Stored data:
* * * * * * *

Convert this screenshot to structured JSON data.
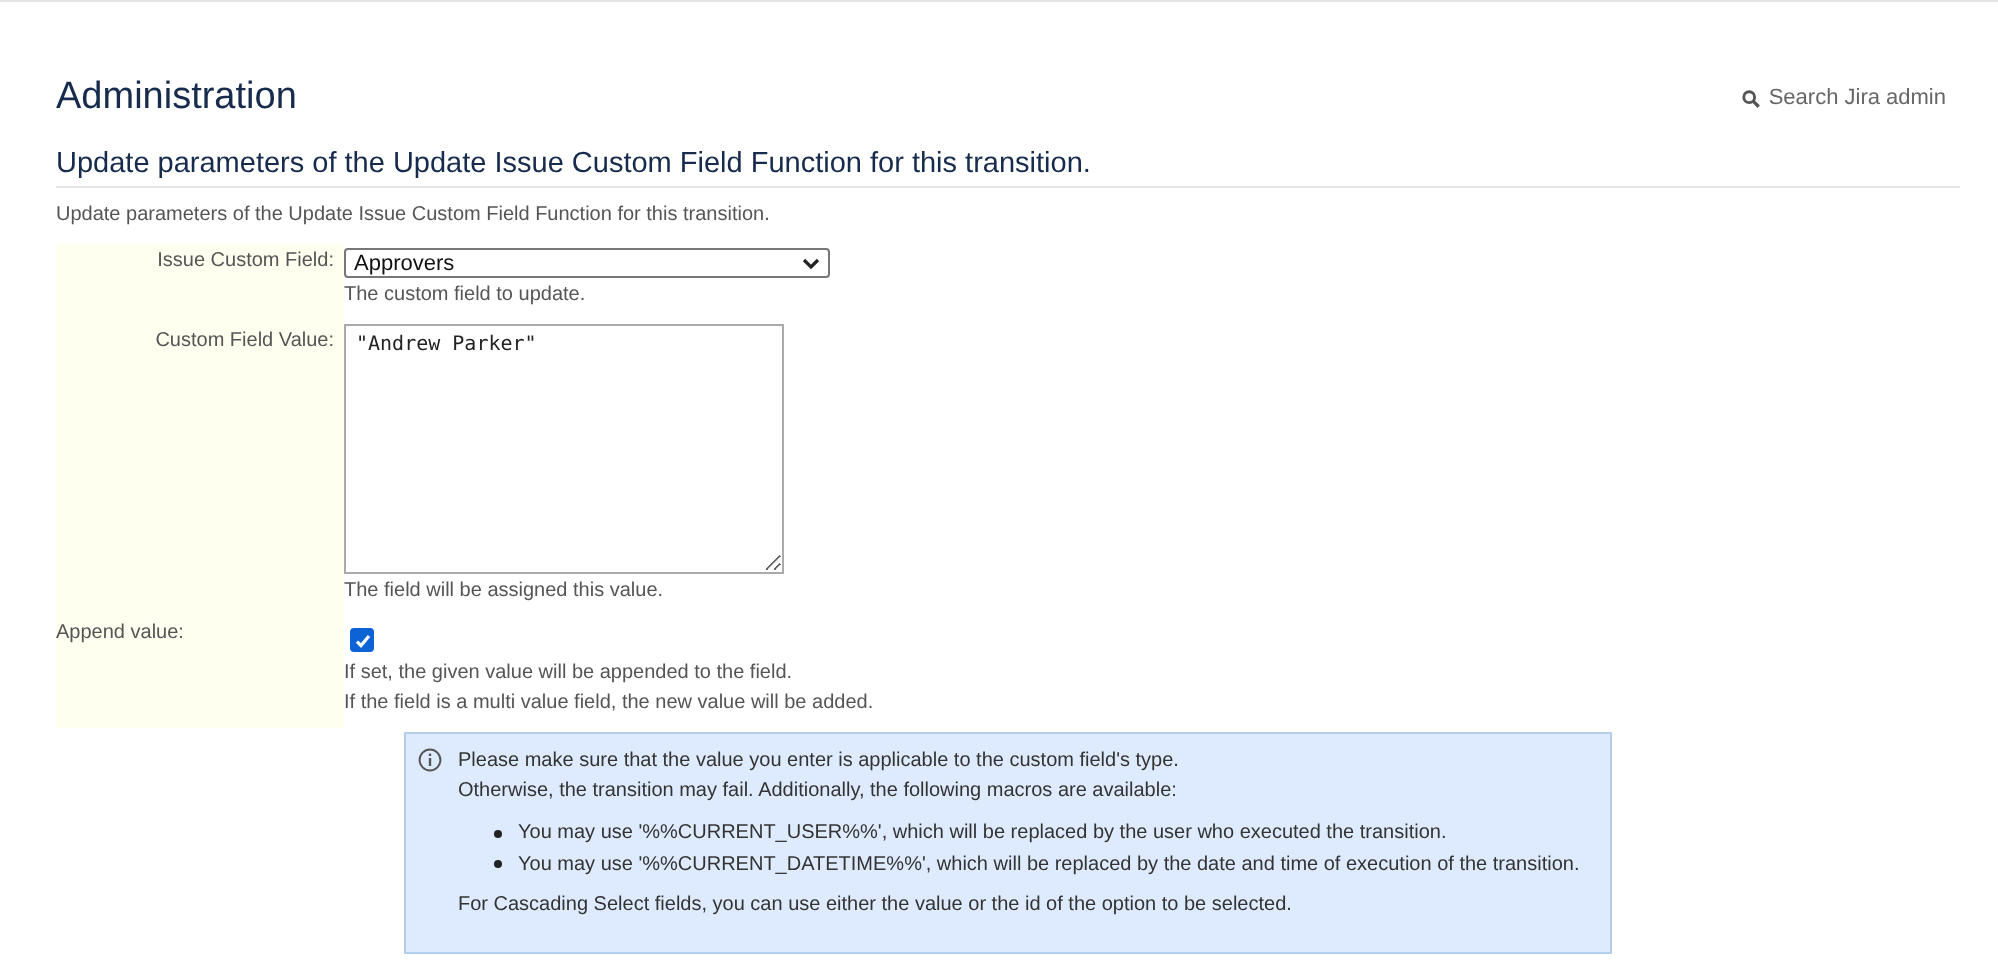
{
  "header": {
    "title": "Administration",
    "search_link": "Search Jira admin"
  },
  "section": {
    "title": "Update parameters of the Update Issue Custom Field Function for this transition.",
    "description": "Update parameters of the Update Issue Custom Field Function for this transition."
  },
  "form": {
    "custom_field": {
      "label": "Issue Custom Field:",
      "value": "Approvers",
      "help": "The custom field to update."
    },
    "field_value": {
      "label": "Custom Field Value:",
      "value": "\"Andrew Parker\"",
      "help": "The field will be assigned this value."
    },
    "append": {
      "label": "Append value:",
      "checked": true,
      "help": [
        "If set, the given value will be appended to the field.",
        "If the field is a multi value field, the new value will be added."
      ]
    }
  },
  "info": {
    "lines": [
      "Please make sure that the value you enter is applicable to the custom field's type.",
      "Otherwise, the transition may fail. Additionally, the following macros are available:"
    ],
    "bullets": [
      "You may use '%%CURRENT_USER%%', which will be replaced by the user who executed the transition.",
      "You may use '%%CURRENT_DATETIME%%', which will be replaced by the date and time of execution of the transition."
    ],
    "footer": "For Cascading Select fields, you can use either the value or the id of the option to be selected."
  }
}
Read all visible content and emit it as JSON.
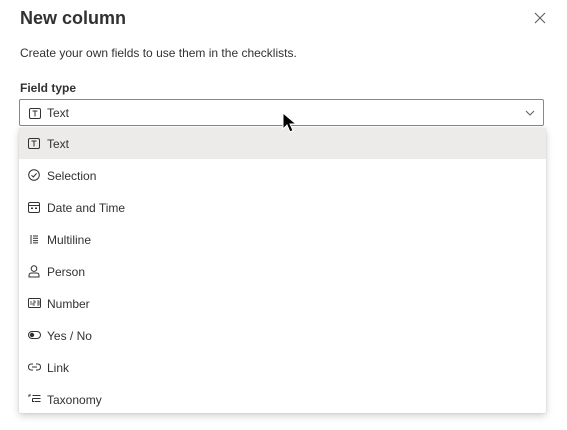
{
  "dialog": {
    "title": "New column",
    "subtitle": "Create your own fields to use them in the checklists.",
    "close_icon": "close-icon"
  },
  "field_type": {
    "label": "Field type",
    "selected_value": "Text",
    "selected_icon": "text-icon",
    "chevron_icon": "chevron-down-icon"
  },
  "options": [
    {
      "label": "Text",
      "icon": "text-icon",
      "selected": true
    },
    {
      "label": "Selection",
      "icon": "check-circle-icon",
      "selected": false
    },
    {
      "label": "Date and Time",
      "icon": "calendar-icon",
      "selected": false
    },
    {
      "label": "Multiline",
      "icon": "multiline-icon",
      "selected": false
    },
    {
      "label": "Person",
      "icon": "person-icon",
      "selected": false
    },
    {
      "label": "Number",
      "icon": "number-icon",
      "selected": false
    },
    {
      "label": "Yes / No",
      "icon": "toggle-icon",
      "selected": false
    },
    {
      "label": "Link",
      "icon": "link-icon",
      "selected": false
    },
    {
      "label": "Taxonomy",
      "icon": "taxonomy-icon",
      "selected": false
    }
  ],
  "colors": {
    "text": "#323130",
    "selected_bg": "#edebe9",
    "border": "#8a8886"
  }
}
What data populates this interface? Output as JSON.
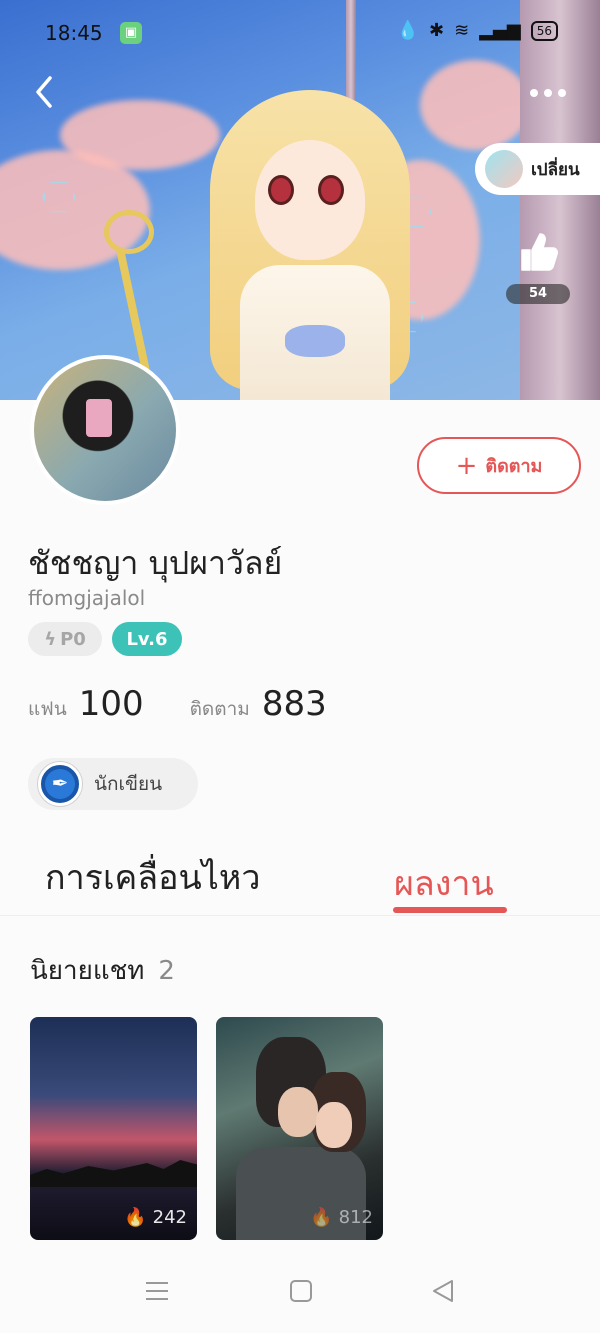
{
  "status_bar": {
    "time": "18:45",
    "battery": "56"
  },
  "header": {
    "change_label": "เปลี่ยน",
    "like_count": "54"
  },
  "profile": {
    "follow_label": "ติดตาม",
    "name": "ชัชชญา บุปผาวัลย์",
    "username": "ffomgjajalol",
    "badge_power": "P0",
    "badge_level": "Lv.6",
    "fans_label": "แฟน",
    "fans_value": "100",
    "following_label": "ติดตาม",
    "following_value": "883",
    "role": "นักเขียน"
  },
  "tabs": {
    "moves": "การเคลื่อนไหว",
    "works": "ผลงาน",
    "active": "works"
  },
  "section": {
    "title": "นิยายแชท",
    "count": "2"
  },
  "cards": [
    {
      "heat": "242"
    },
    {
      "heat": "812"
    }
  ],
  "colors": {
    "accent": "#e55656",
    "level_badge": "#3dc2b8"
  }
}
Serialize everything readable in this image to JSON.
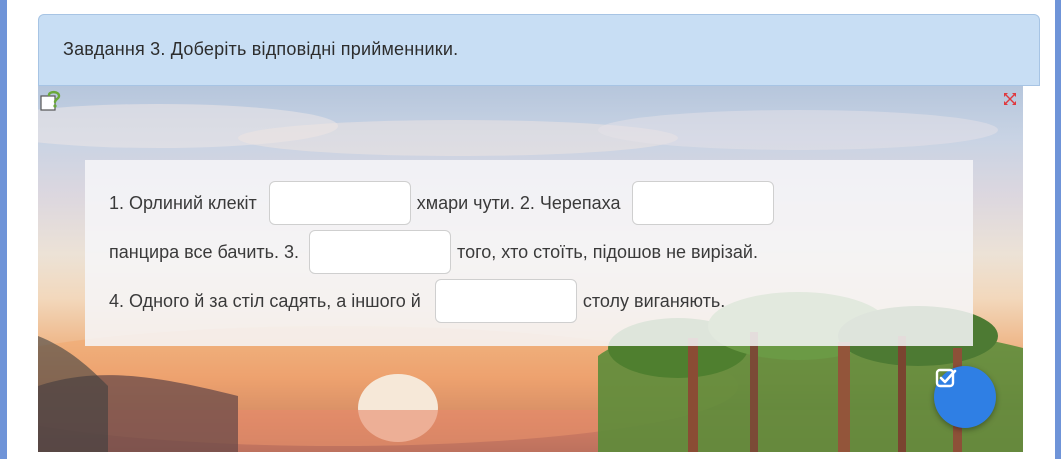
{
  "task": {
    "title": "Завдання 3. Доберіть відповідні прийменники."
  },
  "icons": {
    "help": "help-icon",
    "fullscreen": "fullscreen-icon",
    "check": "check-icon"
  },
  "exercise": {
    "line1": {
      "part1": "1. Орлиний клекіт",
      "part2": "хмари чути. 2. Черепаха"
    },
    "line2": {
      "part1": "панцира все бачить. 3.",
      "part2": "того, хто стоїть, підошов не вирізай."
    },
    "line3": {
      "part1": "4. Одного й за стіл садять, а іншого й",
      "part2": "столу виганяють."
    },
    "gaps": [
      "",
      "",
      "",
      ""
    ]
  },
  "colors": {
    "accent": "#2f7fe4",
    "header_bg": "#c8def4",
    "side_bar": "#6f94d8"
  }
}
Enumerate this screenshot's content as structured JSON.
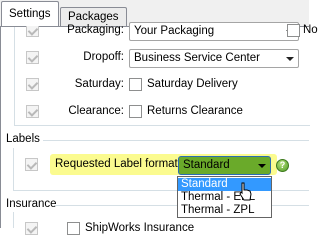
{
  "tabs": [
    {
      "label": "Settings",
      "active": true
    },
    {
      "label": "Packages",
      "active": false
    }
  ],
  "rows": {
    "packaging": {
      "label": "Packaging:",
      "value": "Your Packaging",
      "extra_checkbox_label": "No"
    },
    "dropoff": {
      "label": "Dropoff:",
      "value": "Business Service Center"
    },
    "saturday": {
      "label": "Saturday:",
      "checkbox_label": "Saturday Delivery"
    },
    "clearance": {
      "label": "Clearance:",
      "checkbox_label": "Returns Clearance"
    }
  },
  "labels_group": {
    "title": "Labels",
    "format_label": "Requested Label format:",
    "format_value": "Standard",
    "help_icon": "help-icon",
    "highlight_color": "#fbfb8f",
    "options": [
      "Standard",
      "Thermal - EPL",
      "Thermal - ZPL"
    ],
    "selected_option": "Standard"
  },
  "insurance_group": {
    "title": "Insurance",
    "checkbox_label": "ShipWorks Insurance"
  },
  "colors": {
    "selection": "#3399ff",
    "active_combo": "#6aaa2a"
  }
}
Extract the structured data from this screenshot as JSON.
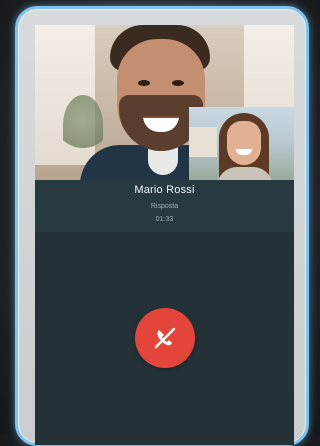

* * * * * * *

INSTRUCTIONS FOR THE TASK:
Among the lines above, how many contain the string "this"? State the number alone.

EXPECTED ANSWER:
8